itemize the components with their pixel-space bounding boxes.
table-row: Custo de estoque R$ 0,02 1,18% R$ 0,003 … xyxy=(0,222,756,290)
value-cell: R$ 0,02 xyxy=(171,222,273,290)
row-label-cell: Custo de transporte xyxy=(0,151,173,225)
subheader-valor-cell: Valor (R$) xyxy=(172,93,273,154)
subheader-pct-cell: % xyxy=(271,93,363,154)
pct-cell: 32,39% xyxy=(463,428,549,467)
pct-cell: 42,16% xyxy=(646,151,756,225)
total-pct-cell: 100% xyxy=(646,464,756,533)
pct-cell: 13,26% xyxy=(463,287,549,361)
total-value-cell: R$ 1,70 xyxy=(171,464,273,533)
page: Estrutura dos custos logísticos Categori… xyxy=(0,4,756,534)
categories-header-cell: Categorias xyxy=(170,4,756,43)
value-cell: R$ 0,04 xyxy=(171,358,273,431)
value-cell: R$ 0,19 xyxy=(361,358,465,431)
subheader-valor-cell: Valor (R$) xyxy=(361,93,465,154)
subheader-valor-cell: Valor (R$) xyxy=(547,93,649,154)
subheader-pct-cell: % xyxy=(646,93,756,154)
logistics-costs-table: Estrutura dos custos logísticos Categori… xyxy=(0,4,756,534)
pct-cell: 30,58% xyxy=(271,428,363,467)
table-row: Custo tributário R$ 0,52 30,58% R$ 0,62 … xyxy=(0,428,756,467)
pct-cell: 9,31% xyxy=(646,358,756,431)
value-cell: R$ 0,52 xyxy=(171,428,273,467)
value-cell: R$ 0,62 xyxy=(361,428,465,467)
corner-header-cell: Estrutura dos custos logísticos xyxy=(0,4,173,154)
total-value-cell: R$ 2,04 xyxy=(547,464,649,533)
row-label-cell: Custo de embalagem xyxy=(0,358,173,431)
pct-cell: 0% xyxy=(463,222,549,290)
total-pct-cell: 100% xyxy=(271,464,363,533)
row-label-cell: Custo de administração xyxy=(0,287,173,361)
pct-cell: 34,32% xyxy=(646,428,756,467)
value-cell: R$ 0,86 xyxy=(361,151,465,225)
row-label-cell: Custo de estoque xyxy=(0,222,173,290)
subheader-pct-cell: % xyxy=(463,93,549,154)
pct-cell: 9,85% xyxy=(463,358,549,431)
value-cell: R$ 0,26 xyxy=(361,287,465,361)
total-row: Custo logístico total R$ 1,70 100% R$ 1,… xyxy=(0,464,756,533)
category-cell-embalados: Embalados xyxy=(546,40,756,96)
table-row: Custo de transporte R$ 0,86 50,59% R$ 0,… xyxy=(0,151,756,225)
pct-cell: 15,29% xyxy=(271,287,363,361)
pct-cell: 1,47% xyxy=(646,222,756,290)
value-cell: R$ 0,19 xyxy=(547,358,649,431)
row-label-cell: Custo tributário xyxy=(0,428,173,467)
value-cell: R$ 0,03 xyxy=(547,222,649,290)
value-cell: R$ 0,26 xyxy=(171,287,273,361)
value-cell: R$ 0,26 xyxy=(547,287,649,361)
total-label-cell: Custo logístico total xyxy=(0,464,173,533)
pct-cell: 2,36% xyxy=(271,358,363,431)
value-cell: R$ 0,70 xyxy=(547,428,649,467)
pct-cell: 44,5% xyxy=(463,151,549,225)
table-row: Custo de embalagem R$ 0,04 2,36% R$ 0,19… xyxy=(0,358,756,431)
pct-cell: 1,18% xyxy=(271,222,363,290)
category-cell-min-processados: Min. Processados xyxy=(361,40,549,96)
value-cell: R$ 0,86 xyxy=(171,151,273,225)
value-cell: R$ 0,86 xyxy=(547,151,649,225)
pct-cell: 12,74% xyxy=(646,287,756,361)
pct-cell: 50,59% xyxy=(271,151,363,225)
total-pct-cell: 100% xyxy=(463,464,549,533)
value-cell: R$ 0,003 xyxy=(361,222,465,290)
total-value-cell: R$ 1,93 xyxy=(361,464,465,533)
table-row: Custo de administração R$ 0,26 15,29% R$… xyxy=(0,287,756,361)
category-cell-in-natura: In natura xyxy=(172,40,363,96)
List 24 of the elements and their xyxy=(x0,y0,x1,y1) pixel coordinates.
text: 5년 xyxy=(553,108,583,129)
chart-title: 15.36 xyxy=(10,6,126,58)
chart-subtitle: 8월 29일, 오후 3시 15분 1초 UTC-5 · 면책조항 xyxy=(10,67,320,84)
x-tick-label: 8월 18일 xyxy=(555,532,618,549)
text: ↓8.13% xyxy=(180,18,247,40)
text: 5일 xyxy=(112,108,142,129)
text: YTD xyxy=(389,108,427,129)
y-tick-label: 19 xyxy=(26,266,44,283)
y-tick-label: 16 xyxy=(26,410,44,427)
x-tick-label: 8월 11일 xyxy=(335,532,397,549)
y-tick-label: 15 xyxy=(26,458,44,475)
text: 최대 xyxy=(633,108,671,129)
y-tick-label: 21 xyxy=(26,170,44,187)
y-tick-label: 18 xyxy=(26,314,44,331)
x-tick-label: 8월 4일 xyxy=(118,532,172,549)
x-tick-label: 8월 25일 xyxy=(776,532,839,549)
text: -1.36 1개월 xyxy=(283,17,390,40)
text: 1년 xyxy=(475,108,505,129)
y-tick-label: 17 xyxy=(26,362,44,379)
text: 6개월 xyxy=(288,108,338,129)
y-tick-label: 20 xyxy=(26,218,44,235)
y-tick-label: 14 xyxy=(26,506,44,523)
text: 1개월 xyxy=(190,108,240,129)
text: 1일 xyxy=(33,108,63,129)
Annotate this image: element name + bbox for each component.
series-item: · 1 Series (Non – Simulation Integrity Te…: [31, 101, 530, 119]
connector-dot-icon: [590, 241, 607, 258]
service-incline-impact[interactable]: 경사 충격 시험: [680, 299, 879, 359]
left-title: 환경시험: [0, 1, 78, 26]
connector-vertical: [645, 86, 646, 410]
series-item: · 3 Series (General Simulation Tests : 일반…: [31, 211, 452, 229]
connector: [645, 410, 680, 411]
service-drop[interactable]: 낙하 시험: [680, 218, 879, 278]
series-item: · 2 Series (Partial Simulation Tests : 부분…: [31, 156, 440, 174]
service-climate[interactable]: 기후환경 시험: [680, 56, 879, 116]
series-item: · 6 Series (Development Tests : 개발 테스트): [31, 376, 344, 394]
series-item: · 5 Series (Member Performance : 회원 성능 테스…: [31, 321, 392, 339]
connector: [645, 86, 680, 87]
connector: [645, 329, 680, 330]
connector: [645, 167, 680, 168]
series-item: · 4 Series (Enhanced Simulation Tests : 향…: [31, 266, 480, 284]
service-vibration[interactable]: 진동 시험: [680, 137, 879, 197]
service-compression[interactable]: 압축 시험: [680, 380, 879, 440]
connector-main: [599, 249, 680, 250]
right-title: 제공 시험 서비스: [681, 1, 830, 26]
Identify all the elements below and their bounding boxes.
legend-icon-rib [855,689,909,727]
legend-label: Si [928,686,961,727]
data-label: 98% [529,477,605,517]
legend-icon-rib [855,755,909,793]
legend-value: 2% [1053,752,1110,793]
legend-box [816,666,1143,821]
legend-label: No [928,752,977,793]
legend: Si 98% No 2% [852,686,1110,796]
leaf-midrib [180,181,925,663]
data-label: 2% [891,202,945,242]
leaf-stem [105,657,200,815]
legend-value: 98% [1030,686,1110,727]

◇ ◇ ◇ ◇

> _THE PROBLEM_
Please rewrite all of the rows above with "Custo de estoque" changed to "Custo de armazenagem" and everything else kept the same.

> _WRITTEN RESPONSE_
itemize the components with their pixel-space bounding boxes.
table-row: Custo de armazenagem R$ 0,02 1,18% R$ 0,003 … xyxy=(0,222,756,290)
value-cell: R$ 0,02 xyxy=(171,222,273,290)
row-label-cell: Custo de transporte xyxy=(0,151,173,225)
subheader-valor-cell: Valor (R$) xyxy=(172,93,273,154)
subheader-pct-cell: % xyxy=(271,93,363,154)
pct-cell: 32,39% xyxy=(463,428,549,467)
pct-cell: 42,16% xyxy=(646,151,756,225)
total-pct-cell: 100% xyxy=(646,464,756,533)
pct-cell: 13,26% xyxy=(463,287,549,361)
total-value-cell: R$ 1,70 xyxy=(171,464,273,533)
page: Estrutura dos custos logísticos Categori… xyxy=(0,4,756,534)
categories-header-cell: Categorias xyxy=(170,4,756,43)
value-cell: R$ 0,04 xyxy=(171,358,273,431)
value-cell: R$ 0,19 xyxy=(361,358,465,431)
subheader-valor-cell: Valor (R$) xyxy=(361,93,465,154)
subheader-valor-cell: Valor (R$) xyxy=(547,93,649,154)
subheader-pct-cell: % xyxy=(646,93,756,154)
logistics-costs-table: Estrutura dos custos logísticos Categori… xyxy=(0,4,756,534)
pct-cell: 30,58% xyxy=(271,428,363,467)
table-row: Custo tributário R$ 0,52 30,58% R$ 0,62 … xyxy=(0,428,756,467)
pct-cell: 9,31% xyxy=(646,358,756,431)
value-cell: R$ 0,52 xyxy=(171,428,273,467)
value-cell: R$ 0,62 xyxy=(361,428,465,467)
corner-header-cell: Estrutura dos custos logísticos xyxy=(0,4,173,154)
total-value-cell: R$ 2,04 xyxy=(547,464,649,533)
row-label-cell: Custo de embalagem xyxy=(0,358,173,431)
pct-cell: 0% xyxy=(463,222,549,290)
total-pct-cell: 100% xyxy=(271,464,363,533)
row-label-cell: Custo de administração xyxy=(0,287,173,361)
pct-cell: 34,32% xyxy=(646,428,756,467)
value-cell: R$ 0,86 xyxy=(361,151,465,225)
row-label-cell: Custo de armazenagem xyxy=(0,222,173,290)
subheader-pct-cell: % xyxy=(463,93,549,154)
pct-cell: 9,85% xyxy=(463,358,549,431)
value-cell: R$ 0,26 xyxy=(361,287,465,361)
total-row: Custo logístico total R$ 1,70 100% R$ 1,… xyxy=(0,464,756,533)
category-cell-embalados: Embalados xyxy=(546,40,756,96)
table-row: Custo de transporte R$ 0,86 50,59% R$ 0,… xyxy=(0,151,756,225)
pct-cell: 15,29% xyxy=(271,287,363,361)
pct-cell: 1,47% xyxy=(646,222,756,290)
value-cell: R$ 0,19 xyxy=(547,358,649,431)
row-label-cell: Custo tributário xyxy=(0,428,173,467)
value-cell: R$ 0,03 xyxy=(547,222,649,290)
value-cell: R$ 0,26 xyxy=(171,287,273,361)
value-cell: R$ 0,26 xyxy=(547,287,649,361)
total-label-cell: Custo logístico total xyxy=(0,464,173,533)
pct-cell: 2,36% xyxy=(271,358,363,431)
value-cell: R$ 0,70 xyxy=(547,428,649,467)
pct-cell: 44,5% xyxy=(463,151,549,225)
table-row: Custo de embalagem R$ 0,04 2,36% R$ 0,19… xyxy=(0,358,756,431)
pct-cell: 1,18% xyxy=(271,222,363,290)
category-cell-min-processados: Min. Processados xyxy=(361,40,549,96)
value-cell: R$ 0,86 xyxy=(171,151,273,225)
value-cell: R$ 0,86 xyxy=(547,151,649,225)
pct-cell: 12,74% xyxy=(646,287,756,361)
pct-cell: 50,59% xyxy=(271,151,363,225)
total-pct-cell: 100% xyxy=(463,464,549,533)
value-cell: R$ 0,003 xyxy=(361,222,465,290)
total-value-cell: R$ 1,93 xyxy=(361,464,465,533)
table-row: Custo de administração R$ 0,26 15,29% R$… xyxy=(0,287,756,361)
category-cell-in-natura: In natura xyxy=(172,40,363,96)
List 24 of the elements and their xyxy=(x0,y0,x1,y1) pixel coordinates.
text: 5년 xyxy=(553,108,583,129)
chart-title: 15.36 xyxy=(10,6,126,58)
chart-subtitle: 8월 29일, 오후 3시 15분 1초 UTC-5 · 면책조항 xyxy=(10,67,320,84)
x-tick-label: 8월 18일 xyxy=(555,532,618,549)
text: ↓8.13% xyxy=(180,18,247,40)
text: 5일 xyxy=(112,108,142,129)
text: YTD xyxy=(389,108,427,129)
y-tick-label: 19 xyxy=(26,266,44,283)
y-tick-label: 16 xyxy=(26,410,44,427)
x-tick-label: 8월 11일 xyxy=(335,532,397,549)
y-tick-label: 15 xyxy=(26,458,44,475)
text: 최대 xyxy=(633,108,671,129)
y-tick-label: 21 xyxy=(26,170,44,187)
y-tick-label: 18 xyxy=(26,314,44,331)
x-tick-label: 8월 4일 xyxy=(118,532,172,549)
x-tick-label: 8월 25일 xyxy=(776,532,839,549)
text: -1.36 1개월 xyxy=(283,17,390,40)
text: 1년 xyxy=(475,108,505,129)
y-tick-label: 17 xyxy=(26,362,44,379)
text: 6개월 xyxy=(288,108,338,129)
y-tick-label: 20 xyxy=(26,218,44,235)
y-tick-label: 14 xyxy=(26,506,44,523)
text: 1개월 xyxy=(190,108,240,129)
text: 1일 xyxy=(33,108,63,129)
Annotate this image: element name + bbox for each component.
series-item: · 1 Series (Non – Simulation Integrity Te…: [31, 101, 530, 119]
connector-dot-icon: [590, 241, 607, 258]
service-incline-impact[interactable]: 경사 충격 시험: [680, 299, 879, 359]
left-title: 환경시험: [0, 1, 78, 26]
connector-vertical: [645, 86, 646, 410]
series-item: · 3 Series (General Simulation Tests : 일반…: [31, 211, 452, 229]
connector: [645, 410, 680, 411]
service-drop[interactable]: 낙하 시험: [680, 218, 879, 278]
series-item: · 2 Series (Partial Simulation Tests : 부분…: [31, 156, 440, 174]
service-climate[interactable]: 기후환경 시험: [680, 56, 879, 116]
series-item: · 6 Series (Development Tests : 개발 테스트): [31, 376, 344, 394]
series-item: · 5 Series (Member Performance : 회원 성능 테스…: [31, 321, 392, 339]
connector: [645, 86, 680, 87]
connector: [645, 329, 680, 330]
connector: [645, 167, 680, 168]
series-item: · 4 Series (Enhanced Simulation Tests : 향…: [31, 266, 480, 284]
service-vibration[interactable]: 진동 시험: [680, 137, 879, 197]
service-compression[interactable]: 압축 시험: [680, 380, 879, 440]
connector-main: [599, 249, 680, 250]
right-title: 제공 시험 서비스: [681, 1, 830, 26]
Identify all the elements below and their bounding boxes.
legend-icon-rib [855,689,909,727]
legend-label: Si [928,686,961,727]
data-label: 98% [529,477,605,517]
legend-icon-rib [855,755,909,793]
legend-value: 2% [1053,752,1110,793]
legend-box [816,666,1143,821]
legend-label: No [928,752,977,793]
legend: Si 98% No 2% [852,686,1110,796]
leaf-midrib [180,181,925,663]
data-label: 2% [891,202,945,242]
leaf-stem [105,657,200,815]
legend-value: 98% [1030,686,1110,727]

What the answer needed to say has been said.